▶ **Task objective**: Restate, word for word, every line of the data.

▶ **Data records**:
++++++++++

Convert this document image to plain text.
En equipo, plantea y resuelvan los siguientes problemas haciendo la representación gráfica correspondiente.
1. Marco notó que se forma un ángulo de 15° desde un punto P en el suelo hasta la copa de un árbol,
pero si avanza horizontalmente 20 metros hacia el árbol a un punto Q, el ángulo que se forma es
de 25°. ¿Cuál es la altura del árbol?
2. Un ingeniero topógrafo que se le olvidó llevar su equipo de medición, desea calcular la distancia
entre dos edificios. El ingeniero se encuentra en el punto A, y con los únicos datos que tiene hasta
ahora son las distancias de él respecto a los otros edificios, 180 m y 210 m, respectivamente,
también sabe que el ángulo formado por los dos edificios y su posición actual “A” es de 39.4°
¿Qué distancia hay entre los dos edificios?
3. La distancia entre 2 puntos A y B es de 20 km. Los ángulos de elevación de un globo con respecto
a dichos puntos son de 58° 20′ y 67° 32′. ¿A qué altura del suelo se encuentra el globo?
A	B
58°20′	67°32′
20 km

++++++++++

▶ **Written response**:
Convert this document image to plain text.
En equipo, plantea y resuelvan los siguientes problemas haciendo la representación gráfica correspondiente.
1. Marco notó que se forma un ángulo de 15° desde un punto P en el suelo hasta la copa de un árbol,
pero si avanza horizontalmente 20 metros hacia el árbol a un punto Q, el ángulo que se forma es
de 25°. ¿Cuál es la altura del árbol?
2. Un ingeniero topógrafo que se le olvidó llevar su equipo de medición, desea calcular la distancia
entre dos edificios. El ingeniero se encuentra en el punto A, y con los únicos datos que tiene hasta
ahora son las distancias de él respecto a los otros edificios, 180 m y 210 m, respectivamente,
también sabe que el ángulo formado por los dos edificios y su posición actual “A” es de 39.4°
¿Qué distancia hay entre los dos edificios?
3. La distancia entre 2 puntos A y B es de 20 km. Los ángulos de elevación de un globo con respecto
a dichos puntos son de 58° 20′ y 67° 32′. ¿A qué altura del suelo se encuentra el globo?
A	B
58°20′	67°32′
20 km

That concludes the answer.